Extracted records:
-----
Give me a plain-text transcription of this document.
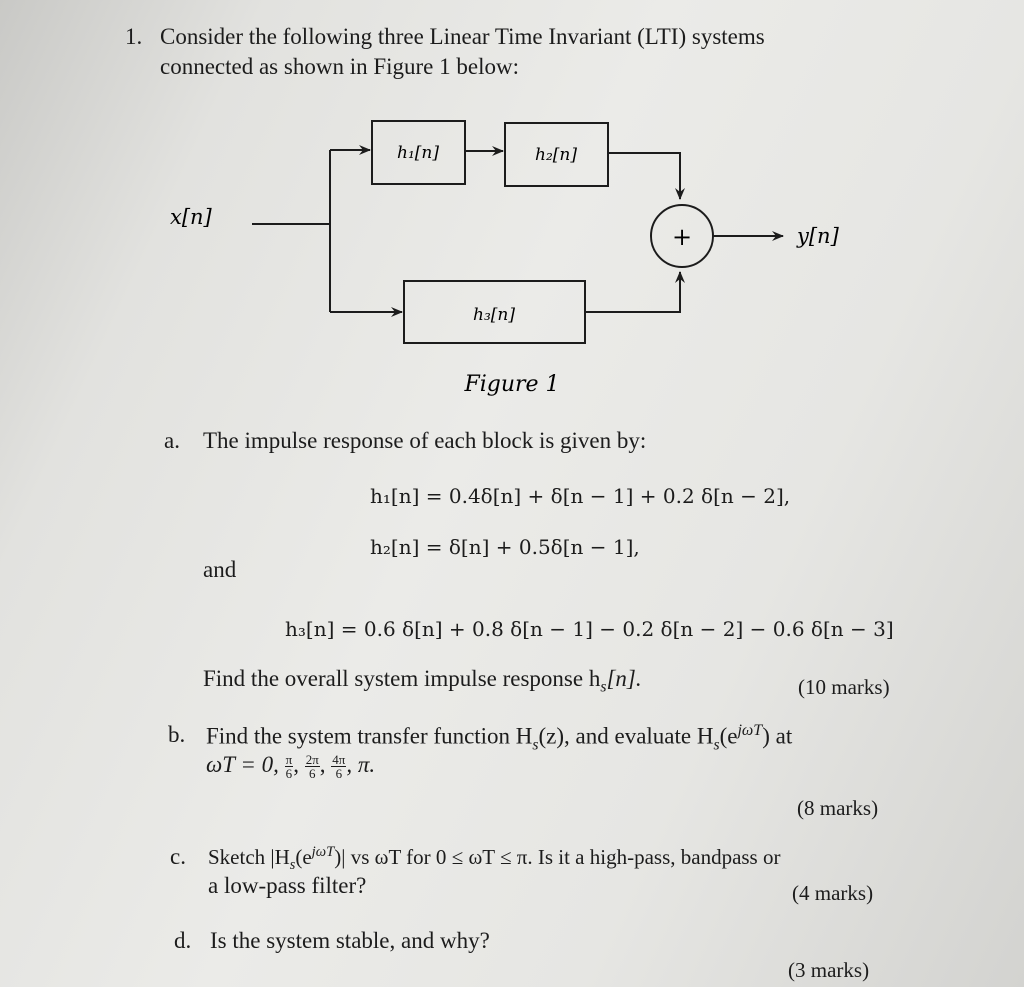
1. Consider the following three Linear Time Invariant (LTI) systems
connected as shown in Figure 1 below:
x[n]
h₁[n]	h₂[n]
h₃[n]
+	y[n]
Figure 1
a. The impulse response of each block is given by:
h₁[n] = 0.4δ[n] + δ[n − 1] + 0.2 δ[n − 2],
h₂[n] = δ[n] + 0.5δ[n − 1],
and
h₃[n] = 0.6 δ[n] + 0.8 δ[n − 1] − 0.2 δ[n − 2] − 0.6 δ[n − 3]
Find the overall system impulse response $h_s[n]$.	(10 marks)
b. Find the system transfer function $H_s(z)$, and evaluate $H_s(e^{j\omega T})$ at
ωT = 0, $\frac{\pi}{6}$ , $\frac{2\pi}{6}$ , $\frac{4\pi}{6}$ , π.
(8 marks)
c. Sketch $|H_s(e^{j\omega T})|$ vs ωT for 0 ≤ ωT ≤ π. Is it a high-pass, bandpass or
a low-pass filter?	(4 marks)
d. Is the system stable, and why?
(3 marks)
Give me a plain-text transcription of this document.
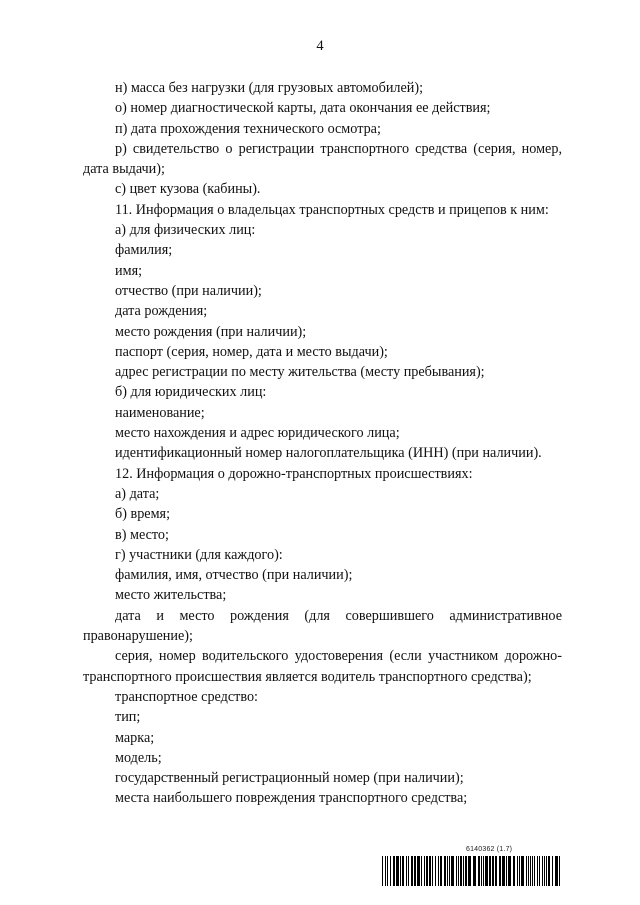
4

н) масса без нагрузки (для грузовых автомобилей);

о) номер диагностической карты, дата окончания ее действия;

п) дата прохождения технического осмотра;

р) свидетельство о регистрации транспортного средства (серия, номер, дата выдачи);

с) цвет кузова (кабины).

11. Информация о владельцах транспортных средств и прицепов к ним:

а) для физических лиц:

фамилия;

имя;

отчество (при наличии);

дата рождения;

место рождения (при наличии);

паспорт (серия, номер, дата и место выдачи);

адрес регистрации по месту жительства (месту пребывания);

б) для юридических лиц:

наименование;

место нахождения и адрес юридического лица;

идентификационный номер налогоплательщика (ИНН) (при наличии).

12. Информация о дорожно-транспортных происшествиях:

а) дата;

б) время;

в) место;

г) участники (для каждого):

фамилия, имя, отчество (при наличии);

место жительства;

дата и место рождения (для совершившего административное правонарушение);

серия, номер водительского удостоверения (если участником дорожно-транспортного происшествия является водитель транспортного средства);

транспортное средство:

тип;

марка;

модель;

государственный регистрационный номер (при наличии);

места наибольшего повреждения транспортного средства;

6140362 (1.7)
-----
§ **Exercise aim**
Write out the whole listing again, exactly, with no pictures.

§ **Expected output**
Give me a plain-text transcription of this document.
1. Consider the following three Linear Time Invariant (LTI) systems
connected as shown in Figure 1 below:
x[n]
h₁[n]	h₂[n]
h₃[n]
+	y[n]
Figure 1
a. The impulse response of each block is given by:
h₁[n] = 0.4δ[n] + δ[n − 1] + 0.2 δ[n − 2],
h₂[n] = δ[n] + 0.5δ[n − 1],
and
h₃[n] = 0.6 δ[n] + 0.8 δ[n − 1] − 0.2 δ[n − 2] − 0.6 δ[n − 3]
Find the overall system impulse response $h_s[n]$.	(10 marks)
b. Find the system transfer function $H_s(z)$, and evaluate $H_s(e^{j\omega T})$ at
ωT = 0, $\frac{\pi}{6}$ , $\frac{2\pi}{6}$ , $\frac{4\pi}{6}$ , π.
(8 marks)
c. Sketch $|H_s(e^{j\omega T})|$ vs ωT for 0 ≤ ωT ≤ π. Is it a high-pass, bandpass or
a low-pass filter?	(4 marks)
d. Is the system stable, and why?
(3 marks)
Give me a plain-text transcription of this document.
4

н) масса без нагрузки (для грузовых автомобилей);

о) номер диагностической карты, дата окончания ее действия;

п) дата прохождения технического осмотра;

р) свидетельство о регистрации транспортного средства (серия, номер, дата выдачи);

с) цвет кузова (кабины).

11. Информация о владельцах транспортных средств и прицепов к ним:

а) для физических лиц:

фамилия;

имя;

отчество (при наличии);

дата рождения;

место рождения (при наличии);

паспорт (серия, номер, дата и место выдачи);

адрес регистрации по месту жительства (месту пребывания);

б) для юридических лиц:

наименование;

место нахождения и адрес юридического лица;

идентификационный номер налогоплательщика (ИНН) (при наличии).

12. Информация о дорожно-транспортных происшествиях:

а) дата;

б) время;

в) место;

г) участники (для каждого):

фамилия, имя, отчество (при наличии);

место жительства;

дата и место рождения (для совершившего административное правонарушение);

серия, номер водительского удостоверения (если участником дорожно-транспортного происшествия является водитель транспортного средства);

транспортное средство:

тип;

марка;

модель;

государственный регистрационный номер (при наличии);

места наибольшего повреждения транспортного средства;

6140362 (1.7)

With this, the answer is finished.